_Work to do_:
Your task is to print all of the material verbatim.
———
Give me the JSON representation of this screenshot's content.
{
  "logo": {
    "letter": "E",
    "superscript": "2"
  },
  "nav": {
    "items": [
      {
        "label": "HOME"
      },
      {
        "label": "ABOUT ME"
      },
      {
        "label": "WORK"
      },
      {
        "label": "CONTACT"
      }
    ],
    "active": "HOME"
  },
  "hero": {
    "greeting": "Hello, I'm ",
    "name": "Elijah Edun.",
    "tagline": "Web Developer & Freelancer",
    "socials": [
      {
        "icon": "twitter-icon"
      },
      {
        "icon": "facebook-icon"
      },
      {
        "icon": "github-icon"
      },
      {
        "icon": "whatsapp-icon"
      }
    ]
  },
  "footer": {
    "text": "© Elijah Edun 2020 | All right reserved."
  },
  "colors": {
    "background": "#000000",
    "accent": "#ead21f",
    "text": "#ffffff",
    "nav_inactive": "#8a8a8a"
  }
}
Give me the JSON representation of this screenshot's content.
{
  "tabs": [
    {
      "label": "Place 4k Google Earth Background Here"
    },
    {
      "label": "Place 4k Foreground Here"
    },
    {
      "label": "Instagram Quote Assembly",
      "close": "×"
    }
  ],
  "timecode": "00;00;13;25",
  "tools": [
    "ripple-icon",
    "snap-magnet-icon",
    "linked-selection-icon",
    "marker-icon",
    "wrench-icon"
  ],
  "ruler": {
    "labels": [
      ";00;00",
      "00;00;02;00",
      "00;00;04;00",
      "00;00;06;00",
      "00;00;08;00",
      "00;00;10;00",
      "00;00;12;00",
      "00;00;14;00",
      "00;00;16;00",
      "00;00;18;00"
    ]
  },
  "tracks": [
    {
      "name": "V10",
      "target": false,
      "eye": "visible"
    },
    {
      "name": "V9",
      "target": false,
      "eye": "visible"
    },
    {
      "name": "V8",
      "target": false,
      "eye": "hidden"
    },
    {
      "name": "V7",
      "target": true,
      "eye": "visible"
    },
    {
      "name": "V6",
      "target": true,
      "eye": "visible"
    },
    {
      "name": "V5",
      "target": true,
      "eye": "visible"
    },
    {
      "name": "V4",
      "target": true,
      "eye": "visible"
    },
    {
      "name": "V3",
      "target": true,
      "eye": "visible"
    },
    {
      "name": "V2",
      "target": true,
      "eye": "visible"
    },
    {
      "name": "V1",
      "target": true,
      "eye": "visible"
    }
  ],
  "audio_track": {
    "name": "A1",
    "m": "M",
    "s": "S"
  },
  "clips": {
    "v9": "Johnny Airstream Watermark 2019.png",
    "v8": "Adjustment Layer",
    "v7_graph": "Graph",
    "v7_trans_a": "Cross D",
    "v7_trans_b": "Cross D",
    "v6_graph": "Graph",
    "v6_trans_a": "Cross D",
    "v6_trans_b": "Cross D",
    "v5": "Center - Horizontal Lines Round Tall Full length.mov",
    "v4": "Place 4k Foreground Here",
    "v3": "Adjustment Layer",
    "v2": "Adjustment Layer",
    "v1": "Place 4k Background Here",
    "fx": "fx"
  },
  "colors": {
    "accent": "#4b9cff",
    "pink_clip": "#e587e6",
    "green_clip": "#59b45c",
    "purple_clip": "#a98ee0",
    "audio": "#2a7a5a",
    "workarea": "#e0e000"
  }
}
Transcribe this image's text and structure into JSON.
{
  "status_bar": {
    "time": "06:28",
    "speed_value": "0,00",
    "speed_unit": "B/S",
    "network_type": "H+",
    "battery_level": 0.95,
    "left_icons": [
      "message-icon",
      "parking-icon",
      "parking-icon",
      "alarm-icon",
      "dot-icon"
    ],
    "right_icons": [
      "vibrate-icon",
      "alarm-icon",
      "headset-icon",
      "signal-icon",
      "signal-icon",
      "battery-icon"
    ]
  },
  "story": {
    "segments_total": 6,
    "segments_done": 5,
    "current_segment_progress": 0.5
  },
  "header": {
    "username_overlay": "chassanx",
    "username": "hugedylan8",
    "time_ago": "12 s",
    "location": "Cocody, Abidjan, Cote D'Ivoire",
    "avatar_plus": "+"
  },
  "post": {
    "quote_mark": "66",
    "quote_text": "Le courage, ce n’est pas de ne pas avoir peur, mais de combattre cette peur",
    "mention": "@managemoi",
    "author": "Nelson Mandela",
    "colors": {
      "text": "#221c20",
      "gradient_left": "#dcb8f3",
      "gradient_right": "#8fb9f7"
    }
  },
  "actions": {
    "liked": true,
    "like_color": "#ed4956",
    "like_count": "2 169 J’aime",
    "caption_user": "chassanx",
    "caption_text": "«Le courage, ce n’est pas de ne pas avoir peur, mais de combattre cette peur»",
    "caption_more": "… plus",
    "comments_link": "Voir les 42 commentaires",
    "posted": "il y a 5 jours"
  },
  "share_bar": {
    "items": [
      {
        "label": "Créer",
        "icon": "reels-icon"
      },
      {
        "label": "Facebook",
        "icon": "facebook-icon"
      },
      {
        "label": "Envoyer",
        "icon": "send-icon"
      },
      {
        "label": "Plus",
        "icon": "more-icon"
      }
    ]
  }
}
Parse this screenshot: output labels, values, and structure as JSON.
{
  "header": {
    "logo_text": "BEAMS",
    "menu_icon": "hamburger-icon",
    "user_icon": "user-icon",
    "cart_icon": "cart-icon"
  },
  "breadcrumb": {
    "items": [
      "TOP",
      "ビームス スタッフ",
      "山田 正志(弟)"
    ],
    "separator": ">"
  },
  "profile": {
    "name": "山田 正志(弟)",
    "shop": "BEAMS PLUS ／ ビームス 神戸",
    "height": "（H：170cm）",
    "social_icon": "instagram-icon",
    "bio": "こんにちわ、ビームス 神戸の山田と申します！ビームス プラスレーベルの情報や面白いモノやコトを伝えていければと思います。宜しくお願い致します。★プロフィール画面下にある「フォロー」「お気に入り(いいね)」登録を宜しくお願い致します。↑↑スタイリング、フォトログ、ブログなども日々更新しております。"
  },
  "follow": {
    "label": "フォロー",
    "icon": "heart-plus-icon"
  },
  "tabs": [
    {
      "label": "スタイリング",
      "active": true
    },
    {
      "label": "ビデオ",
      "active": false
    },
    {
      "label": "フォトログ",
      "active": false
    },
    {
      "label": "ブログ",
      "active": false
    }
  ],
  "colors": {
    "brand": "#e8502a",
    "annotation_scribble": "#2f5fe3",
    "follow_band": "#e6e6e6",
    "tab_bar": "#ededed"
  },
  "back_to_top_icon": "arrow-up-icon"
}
———
_Solution_:
Give me the JSON representation of this screenshot's content.
{
  "logo": {
    "letter": "E",
    "superscript": "2"
  },
  "nav": {
    "items": [
      {
        "label": "HOME"
      },
      {
        "label": "ABOUT ME"
      },
      {
        "label": "WORK"
      },
      {
        "label": "CONTACT"
      }
    ],
    "active": "HOME"
  },
  "hero": {
    "greeting": "Hello, I'm ",
    "name": "Elijah Edun.",
    "tagline": "Web Developer & Freelancer",
    "socials": [
      {
        "icon": "twitter-icon"
      },
      {
        "icon": "facebook-icon"
      },
      {
        "icon": "github-icon"
      },
      {
        "icon": "whatsapp-icon"
      }
    ]
  },
  "footer": {
    "text": "© Elijah Edun 2020 | All right reserved."
  },
  "colors": {
    "background": "#000000",
    "accent": "#ead21f",
    "text": "#ffffff",
    "nav_inactive": "#8a8a8a"
  }
}
Give me the JSON representation of this screenshot's content.
{
  "tabs": [
    {
      "label": "Place 4k Google Earth Background Here"
    },
    {
      "label": "Place 4k Foreground Here"
    },
    {
      "label": "Instagram Quote Assembly",
      "close": "×"
    }
  ],
  "timecode": "00;00;13;25",
  "tools": [
    "ripple-icon",
    "snap-magnet-icon",
    "linked-selection-icon",
    "marker-icon",
    "wrench-icon"
  ],
  "ruler": {
    "labels": [
      ";00;00",
      "00;00;02;00",
      "00;00;04;00",
      "00;00;06;00",
      "00;00;08;00",
      "00;00;10;00",
      "00;00;12;00",
      "00;00;14;00",
      "00;00;16;00",
      "00;00;18;00"
    ]
  },
  "tracks": [
    {
      "name": "V10",
      "target": false,
      "eye": "visible"
    },
    {
      "name": "V9",
      "target": false,
      "eye": "visible"
    },
    {
      "name": "V8",
      "target": false,
      "eye": "hidden"
    },
    {
      "name": "V7",
      "target": true,
      "eye": "visible"
    },
    {
      "name": "V6",
      "target": true,
      "eye": "visible"
    },
    {
      "name": "V5",
      "target": true,
      "eye": "visible"
    },
    {
      "name": "V4",
      "target": true,
      "eye": "visible"
    },
    {
      "name": "V3",
      "target": true,
      "eye": "visible"
    },
    {
      "name": "V2",
      "target": true,
      "eye": "visible"
    },
    {
      "name": "V1",
      "target": true,
      "eye": "visible"
    }
  ],
  "audio_track": {
    "name": "A1",
    "m": "M",
    "s": "S"
  },
  "clips": {
    "v9": "Johnny Airstream Watermark 2019.png",
    "v8": "Adjustment Layer",
    "v7_graph": "Graph",
    "v7_trans_a": "Cross D",
    "v7_trans_b": "Cross D",
    "v6_graph": "Graph",
    "v6_trans_a": "Cross D",
    "v6_trans_b": "Cross D",
    "v5": "Center - Horizontal Lines Round Tall Full length.mov",
    "v4": "Place 4k Foreground Here",
    "v3": "Adjustment Layer",
    "v2": "Adjustment Layer",
    "v1": "Place 4k Background Here",
    "fx": "fx"
  },
  "colors": {
    "accent": "#4b9cff",
    "pink_clip": "#e587e6",
    "green_clip": "#59b45c",
    "purple_clip": "#a98ee0",
    "audio": "#2a7a5a",
    "workarea": "#e0e000"
  }
}
Transcribe this image's text and structure into JSON.
{
  "status_bar": {
    "time": "06:28",
    "speed_value": "0,00",
    "speed_unit": "B/S",
    "network_type": "H+",
    "battery_level": 0.95,
    "left_icons": [
      "message-icon",
      "parking-icon",
      "parking-icon",
      "alarm-icon",
      "dot-icon"
    ],
    "right_icons": [
      "vibrate-icon",
      "alarm-icon",
      "headset-icon",
      "signal-icon",
      "signal-icon",
      "battery-icon"
    ]
  },
  "story": {
    "segments_total": 6,
    "segments_done": 5,
    "current_segment_progress": 0.5
  },
  "header": {
    "username_overlay": "chassanx",
    "username": "hugedylan8",
    "time_ago": "12 s",
    "location": "Cocody, Abidjan, Cote D'Ivoire",
    "avatar_plus": "+"
  },
  "post": {
    "quote_mark": "66",
    "quote_text": "Le courage, ce n’est pas de ne pas avoir peur, mais de combattre cette peur",
    "mention": "@managemoi",
    "author": "Nelson Mandela",
    "colors": {
      "text": "#221c20",
      "gradient_left": "#dcb8f3",
      "gradient_right": "#8fb9f7"
    }
  },
  "actions": {
    "liked": true,
    "like_color": "#ed4956",
    "like_count": "2 169 J’aime",
    "caption_user": "chassanx",
    "caption_text": "«Le courage, ce n’est pas de ne pas avoir peur, mais de combattre cette peur»",
    "caption_more": "… plus",
    "comments_link": "Voir les 42 commentaires",
    "posted": "il y a 5 jours"
  },
  "share_bar": {
    "items": [
      {
        "label": "Créer",
        "icon": "reels-icon"
      },
      {
        "label": "Facebook",
        "icon": "facebook-icon"
      },
      {
        "label": "Envoyer",
        "icon": "send-icon"
      },
      {
        "label": "Plus",
        "icon": "more-icon"
      }
    ]
  }
}
Parse this screenshot: output labels, values, and structure as JSON.
{
  "header": {
    "logo_text": "BEAMS",
    "menu_icon": "hamburger-icon",
    "user_icon": "user-icon",
    "cart_icon": "cart-icon"
  },
  "breadcrumb": {
    "items": [
      "TOP",
      "ビームス スタッフ",
      "山田 正志(弟)"
    ],
    "separator": ">"
  },
  "profile": {
    "name": "山田 正志(弟)",
    "shop": "BEAMS PLUS ／ ビームス 神戸",
    "height": "（H：170cm）",
    "social_icon": "instagram-icon",
    "bio": "こんにちわ、ビームス 神戸の山田と申します！ビームス プラスレーベルの情報や面白いモノやコトを伝えていければと思います。宜しくお願い致します。★プロフィール画面下にある「フォロー」「お気に入り(いいね)」登録を宜しくお願い致します。↑↑スタイリング、フォトログ、ブログなども日々更新しております。"
  },
  "follow": {
    "label": "フォロー",
    "icon": "heart-plus-icon"
  },
  "tabs": [
    {
      "label": "スタイリング",
      "active": true
    },
    {
      "label": "ビデオ",
      "active": false
    },
    {
      "label": "フォトログ",
      "active": false
    },
    {
      "label": "ブログ",
      "active": false
    }
  ],
  "colors": {
    "brand": "#e8502a",
    "annotation_scribble": "#2f5fe3",
    "follow_band": "#e6e6e6",
    "tab_bar": "#ededed"
  },
  "back_to_top_icon": "arrow-up-icon"
}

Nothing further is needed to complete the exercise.